(Rows from a figure dataset)

★ ★ ★ ★ ★ ★ ★

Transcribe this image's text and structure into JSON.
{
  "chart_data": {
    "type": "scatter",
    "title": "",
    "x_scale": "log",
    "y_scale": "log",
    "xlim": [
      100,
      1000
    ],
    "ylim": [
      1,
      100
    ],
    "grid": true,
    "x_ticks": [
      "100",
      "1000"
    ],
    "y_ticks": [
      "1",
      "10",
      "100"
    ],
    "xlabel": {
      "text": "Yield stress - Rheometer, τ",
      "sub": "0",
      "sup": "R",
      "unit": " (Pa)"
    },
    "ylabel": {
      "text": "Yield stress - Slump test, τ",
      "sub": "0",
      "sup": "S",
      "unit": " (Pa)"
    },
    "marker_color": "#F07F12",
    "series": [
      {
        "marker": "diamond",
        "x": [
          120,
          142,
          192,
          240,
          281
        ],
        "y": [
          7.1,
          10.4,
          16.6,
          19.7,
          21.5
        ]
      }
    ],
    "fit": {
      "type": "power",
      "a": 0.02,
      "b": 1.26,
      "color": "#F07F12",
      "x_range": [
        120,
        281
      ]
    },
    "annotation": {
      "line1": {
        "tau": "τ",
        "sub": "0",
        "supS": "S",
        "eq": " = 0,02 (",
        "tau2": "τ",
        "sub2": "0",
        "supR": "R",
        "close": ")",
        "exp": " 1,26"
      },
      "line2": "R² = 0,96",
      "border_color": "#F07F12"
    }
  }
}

★ ★ ★ ★ ★ ★ ★

#### [To be done]
Return the entries in full, keeping every line exactly as it is.

#### [Answer for this exercise]
Transcribe this image's text and structure into JSON.
{
  "chart_data": {
    "type": "scatter",
    "title": "",
    "x_scale": "log",
    "y_scale": "log",
    "xlim": [
      100,
      1000
    ],
    "ylim": [
      1,
      100
    ],
    "grid": true,
    "x_ticks": [
      "100",
      "1000"
    ],
    "y_ticks": [
      "1",
      "10",
      "100"
    ],
    "xlabel": {
      "text": "Yield stress - Rheometer, τ",
      "sub": "0",
      "sup": "R",
      "unit": " (Pa)"
    },
    "ylabel": {
      "text": "Yield stress - Slump test, τ",
      "sub": "0",
      "sup": "S",
      "unit": " (Pa)"
    },
    "marker_color": "#F07F12",
    "series": [
      {
        "marker": "diamond",
        "x": [
          120,
          142,
          192,
          240,
          281
        ],
        "y": [
          7.1,
          10.4,
          16.6,
          19.7,
          21.5
        ]
      }
    ],
    "fit": {
      "type": "power",
      "a": 0.02,
      "b": 1.26,
      "color": "#F07F12",
      "x_range": [
        120,
        281
      ]
    },
    "annotation": {
      "line1": {
        "tau": "τ",
        "sub": "0",
        "supS": "S",
        "eq": " = 0,02 (",
        "tau2": "τ",
        "sub2": "0",
        "supR": "R",
        "close": ")",
        "exp": " 1,26"
      },
      "line2": "R² = 0,96",
      "border_color": "#F07F12"
    }
  }
}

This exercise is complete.